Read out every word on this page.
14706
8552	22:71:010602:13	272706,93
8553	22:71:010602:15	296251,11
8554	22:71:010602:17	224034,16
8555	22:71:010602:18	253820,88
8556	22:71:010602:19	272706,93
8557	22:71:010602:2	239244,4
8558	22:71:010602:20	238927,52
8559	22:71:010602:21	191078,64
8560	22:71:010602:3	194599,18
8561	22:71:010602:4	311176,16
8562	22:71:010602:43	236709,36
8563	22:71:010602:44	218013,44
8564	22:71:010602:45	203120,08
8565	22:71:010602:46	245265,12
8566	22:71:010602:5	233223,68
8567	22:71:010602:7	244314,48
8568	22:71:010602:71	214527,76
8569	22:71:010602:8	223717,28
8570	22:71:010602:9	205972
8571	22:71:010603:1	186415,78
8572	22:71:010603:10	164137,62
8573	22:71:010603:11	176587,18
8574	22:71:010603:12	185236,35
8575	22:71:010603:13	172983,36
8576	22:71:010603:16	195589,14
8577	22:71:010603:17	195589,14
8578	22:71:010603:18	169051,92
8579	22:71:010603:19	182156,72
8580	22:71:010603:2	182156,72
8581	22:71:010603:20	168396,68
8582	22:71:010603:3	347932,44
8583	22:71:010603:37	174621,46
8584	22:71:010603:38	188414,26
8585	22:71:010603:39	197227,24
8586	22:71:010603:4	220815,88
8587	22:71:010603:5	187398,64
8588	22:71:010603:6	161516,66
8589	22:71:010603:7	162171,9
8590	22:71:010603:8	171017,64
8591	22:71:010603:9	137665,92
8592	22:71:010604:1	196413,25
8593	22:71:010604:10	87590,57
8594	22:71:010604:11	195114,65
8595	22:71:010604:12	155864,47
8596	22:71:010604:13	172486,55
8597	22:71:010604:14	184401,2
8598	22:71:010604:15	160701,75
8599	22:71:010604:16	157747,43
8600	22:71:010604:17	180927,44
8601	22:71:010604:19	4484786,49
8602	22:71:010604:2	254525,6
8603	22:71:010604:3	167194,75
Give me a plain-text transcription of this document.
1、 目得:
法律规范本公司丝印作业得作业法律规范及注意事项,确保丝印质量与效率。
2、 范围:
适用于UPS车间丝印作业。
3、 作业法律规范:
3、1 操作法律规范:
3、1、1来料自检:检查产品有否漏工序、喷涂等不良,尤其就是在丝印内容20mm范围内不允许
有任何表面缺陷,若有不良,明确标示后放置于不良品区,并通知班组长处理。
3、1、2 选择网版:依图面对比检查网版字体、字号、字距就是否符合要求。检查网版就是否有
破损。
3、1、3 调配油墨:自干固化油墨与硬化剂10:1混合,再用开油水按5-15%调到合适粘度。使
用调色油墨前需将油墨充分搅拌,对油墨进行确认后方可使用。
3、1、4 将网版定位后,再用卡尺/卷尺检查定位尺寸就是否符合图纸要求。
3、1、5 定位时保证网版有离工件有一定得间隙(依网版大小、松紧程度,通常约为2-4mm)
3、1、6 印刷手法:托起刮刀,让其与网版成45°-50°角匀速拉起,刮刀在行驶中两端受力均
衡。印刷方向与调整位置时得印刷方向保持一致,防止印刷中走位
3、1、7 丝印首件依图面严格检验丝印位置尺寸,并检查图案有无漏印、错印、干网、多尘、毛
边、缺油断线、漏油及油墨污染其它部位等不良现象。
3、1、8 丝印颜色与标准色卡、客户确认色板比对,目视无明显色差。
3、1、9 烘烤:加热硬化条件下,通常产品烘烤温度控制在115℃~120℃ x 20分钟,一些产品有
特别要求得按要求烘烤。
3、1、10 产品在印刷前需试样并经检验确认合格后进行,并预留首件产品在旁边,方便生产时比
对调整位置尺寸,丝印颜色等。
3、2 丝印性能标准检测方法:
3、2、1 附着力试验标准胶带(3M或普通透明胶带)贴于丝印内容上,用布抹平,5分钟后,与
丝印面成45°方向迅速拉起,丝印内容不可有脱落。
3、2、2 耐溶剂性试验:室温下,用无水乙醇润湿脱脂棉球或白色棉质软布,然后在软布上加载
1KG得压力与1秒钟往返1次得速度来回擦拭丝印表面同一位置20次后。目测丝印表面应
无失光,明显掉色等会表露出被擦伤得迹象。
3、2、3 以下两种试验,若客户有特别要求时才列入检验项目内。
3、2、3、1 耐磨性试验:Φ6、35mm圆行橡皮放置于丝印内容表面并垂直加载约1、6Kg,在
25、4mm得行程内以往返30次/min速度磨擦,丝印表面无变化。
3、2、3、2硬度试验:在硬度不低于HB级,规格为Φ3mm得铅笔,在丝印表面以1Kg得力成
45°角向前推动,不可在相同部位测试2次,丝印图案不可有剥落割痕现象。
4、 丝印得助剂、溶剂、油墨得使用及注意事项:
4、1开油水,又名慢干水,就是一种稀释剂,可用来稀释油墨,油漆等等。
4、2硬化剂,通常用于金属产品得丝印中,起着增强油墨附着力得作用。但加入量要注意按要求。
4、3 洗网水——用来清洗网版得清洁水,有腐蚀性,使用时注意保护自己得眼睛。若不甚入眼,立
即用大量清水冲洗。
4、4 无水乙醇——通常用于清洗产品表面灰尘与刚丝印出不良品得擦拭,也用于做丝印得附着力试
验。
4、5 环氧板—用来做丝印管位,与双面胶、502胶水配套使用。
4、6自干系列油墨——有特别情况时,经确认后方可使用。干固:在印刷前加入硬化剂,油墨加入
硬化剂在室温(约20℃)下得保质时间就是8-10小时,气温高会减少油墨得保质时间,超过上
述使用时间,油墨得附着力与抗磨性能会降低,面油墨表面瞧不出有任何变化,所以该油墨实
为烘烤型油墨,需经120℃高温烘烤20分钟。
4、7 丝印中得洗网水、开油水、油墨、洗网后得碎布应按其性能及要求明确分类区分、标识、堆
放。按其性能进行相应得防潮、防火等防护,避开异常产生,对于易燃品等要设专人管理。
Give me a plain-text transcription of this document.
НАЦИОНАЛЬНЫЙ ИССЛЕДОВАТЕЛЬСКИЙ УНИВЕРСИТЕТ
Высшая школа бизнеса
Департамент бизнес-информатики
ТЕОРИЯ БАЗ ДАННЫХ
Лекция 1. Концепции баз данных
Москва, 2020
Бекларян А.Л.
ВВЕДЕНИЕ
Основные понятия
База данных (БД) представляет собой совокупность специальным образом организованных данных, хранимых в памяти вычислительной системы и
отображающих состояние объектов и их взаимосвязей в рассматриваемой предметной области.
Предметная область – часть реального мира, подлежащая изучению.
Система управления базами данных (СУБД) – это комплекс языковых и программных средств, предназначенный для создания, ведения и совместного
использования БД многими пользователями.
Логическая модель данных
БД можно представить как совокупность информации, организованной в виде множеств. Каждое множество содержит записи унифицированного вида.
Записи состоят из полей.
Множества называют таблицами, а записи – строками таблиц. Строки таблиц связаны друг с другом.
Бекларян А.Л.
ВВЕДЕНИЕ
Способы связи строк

Task brief:
Without leaving anything out, quote all the data.

Answer to the problem:
Read out every word on this page.
14706
8552	22:71:010602:13	272706,93
8553	22:71:010602:15	296251,11
8554	22:71:010602:17	224034,16
8555	22:71:010602:18	253820,88
8556	22:71:010602:19	272706,93
8557	22:71:010602:2	239244,4
8558	22:71:010602:20	238927,52
8559	22:71:010602:21	191078,64
8560	22:71:010602:3	194599,18
8561	22:71:010602:4	311176,16
8562	22:71:010602:43	236709,36
8563	22:71:010602:44	218013,44
8564	22:71:010602:45	203120,08
8565	22:71:010602:46	245265,12
8566	22:71:010602:5	233223,68
8567	22:71:010602:7	244314,48
8568	22:71:010602:71	214527,76
8569	22:71:010602:8	223717,28
8570	22:71:010602:9	205972
8571	22:71:010603:1	186415,78
8572	22:71:010603:10	164137,62
8573	22:71:010603:11	176587,18
8574	22:71:010603:12	185236,35
8575	22:71:010603:13	172983,36
8576	22:71:010603:16	195589,14
8577	22:71:010603:17	195589,14
8578	22:71:010603:18	169051,92
8579	22:71:010603:19	182156,72
8580	22:71:010603:2	182156,72
8581	22:71:010603:20	168396,68
8582	22:71:010603:3	347932,44
8583	22:71:010603:37	174621,46
8584	22:71:010603:38	188414,26
8585	22:71:010603:39	197227,24
8586	22:71:010603:4	220815,88
8587	22:71:010603:5	187398,64
8588	22:71:010603:6	161516,66
8589	22:71:010603:7	162171,9
8590	22:71:010603:8	171017,64
8591	22:71:010603:9	137665,92
8592	22:71:010604:1	196413,25
8593	22:71:010604:10	87590,57
8594	22:71:010604:11	195114,65
8595	22:71:010604:12	155864,47
8596	22:71:010604:13	172486,55
8597	22:71:010604:14	184401,2
8598	22:71:010604:15	160701,75
8599	22:71:010604:16	157747,43
8600	22:71:010604:17	180927,44
8601	22:71:010604:19	4484786,49
8602	22:71:010604:2	254525,6
8603	22:71:010604:3	167194,75
Give me a plain-text transcription of this document.
1、 目得:
法律规范本公司丝印作业得作业法律规范及注意事项,确保丝印质量与效率。
2、 范围:
适用于UPS车间丝印作业。
3、 作业法律规范:
3、1 操作法律规范:
3、1、1来料自检:检查产品有否漏工序、喷涂等不良,尤其就是在丝印内容20mm范围内不允许
有任何表面缺陷,若有不良,明确标示后放置于不良品区,并通知班组长处理。
3、1、2 选择网版:依图面对比检查网版字体、字号、字距就是否符合要求。检查网版就是否有
破损。
3、1、3 调配油墨:自干固化油墨与硬化剂10:1混合,再用开油水按5-15%调到合适粘度。使
用调色油墨前需将油墨充分搅拌,对油墨进行确认后方可使用。
3、1、4 将网版定位后,再用卡尺/卷尺检查定位尺寸就是否符合图纸要求。
3、1、5 定位时保证网版有离工件有一定得间隙(依网版大小、松紧程度,通常约为2-4mm)
3、1、6 印刷手法:托起刮刀,让其与网版成45°-50°角匀速拉起,刮刀在行驶中两端受力均
衡。印刷方向与调整位置时得印刷方向保持一致,防止印刷中走位
3、1、7 丝印首件依图面严格检验丝印位置尺寸,并检查图案有无漏印、错印、干网、多尘、毛
边、缺油断线、漏油及油墨污染其它部位等不良现象。
3、1、8 丝印颜色与标准色卡、客户确认色板比对,目视无明显色差。
3、1、9 烘烤:加热硬化条件下,通常产品烘烤温度控制在115℃~120℃ x 20分钟,一些产品有
特别要求得按要求烘烤。
3、1、10 产品在印刷前需试样并经检验确认合格后进行,并预留首件产品在旁边,方便生产时比
对调整位置尺寸,丝印颜色等。
3、2 丝印性能标准检测方法:
3、2、1 附着力试验标准胶带(3M或普通透明胶带)贴于丝印内容上,用布抹平,5分钟后,与
丝印面成45°方向迅速拉起,丝印内容不可有脱落。
3、2、2 耐溶剂性试验:室温下,用无水乙醇润湿脱脂棉球或白色棉质软布,然后在软布上加载
1KG得压力与1秒钟往返1次得速度来回擦拭丝印表面同一位置20次后。目测丝印表面应
无失光,明显掉色等会表露出被擦伤得迹象。
3、2、3 以下两种试验,若客户有特别要求时才列入检验项目内。
3、2、3、1 耐磨性试验:Φ6、35mm圆行橡皮放置于丝印内容表面并垂直加载约1、6Kg,在
25、4mm得行程内以往返30次/min速度磨擦,丝印表面无变化。
3、2、3、2硬度试验:在硬度不低于HB级,规格为Φ3mm得铅笔,在丝印表面以1Kg得力成
45°角向前推动,不可在相同部位测试2次,丝印图案不可有剥落割痕现象。
4、 丝印得助剂、溶剂、油墨得使用及注意事项:
4、1开油水,又名慢干水,就是一种稀释剂,可用来稀释油墨,油漆等等。
4、2硬化剂,通常用于金属产品得丝印中,起着增强油墨附着力得作用。但加入量要注意按要求。
4、3 洗网水——用来清洗网版得清洁水,有腐蚀性,使用时注意保护自己得眼睛。若不甚入眼,立
即用大量清水冲洗。
4、4 无水乙醇——通常用于清洗产品表面灰尘与刚丝印出不良品得擦拭,也用于做丝印得附着力试
验。
4、5 环氧板—用来做丝印管位,与双面胶、502胶水配套使用。
4、6自干系列油墨——有特别情况时,经确认后方可使用。干固:在印刷前加入硬化剂,油墨加入
硬化剂在室温(约20℃)下得保质时间就是8-10小时,气温高会减少油墨得保质时间,超过上
述使用时间,油墨得附着力与抗磨性能会降低,面油墨表面瞧不出有任何变化,所以该油墨实
为烘烤型油墨,需经120℃高温烘烤20分钟。
4、7 丝印中得洗网水、开油水、油墨、洗网后得碎布应按其性能及要求明确分类区分、标识、堆
放。按其性能进行相应得防潮、防火等防护,避开异常产生,对于易燃品等要设专人管理。
Give me a plain-text transcription of this document.
НАЦИОНАЛЬНЫЙ ИССЛЕДОВАТЕЛЬСКИЙ УНИВЕРСИТЕТ
Высшая школа бизнеса
Департамент бизнес-информатики
ТЕОРИЯ БАЗ ДАННЫХ
Лекция 1. Концепции баз данных
Москва, 2020
Бекларян А.Л.
ВВЕДЕНИЕ
Основные понятия
База данных (БД) представляет собой совокупность специальным образом организованных данных, хранимых в памяти вычислительной системы и
отображающих состояние объектов и их взаимосвязей в рассматриваемой предметной области.
Предметная область – часть реального мира, подлежащая изучению.
Система управления базами данных (СУБД) – это комплекс языковых и программных средств, предназначенный для создания, ведения и совместного
использования БД многими пользователями.
Логическая модель данных
БД можно представить как совокупность информации, организованной в виде множеств. Каждое множество содержит записи унифицированного вида.
Записи состоят из полей.
Множества называют таблицами, а записи – строками таблиц. Строки таблиц связаны друг с другом.
Бекларян А.Л.
ВВЕДЕНИЕ
Способы связи строк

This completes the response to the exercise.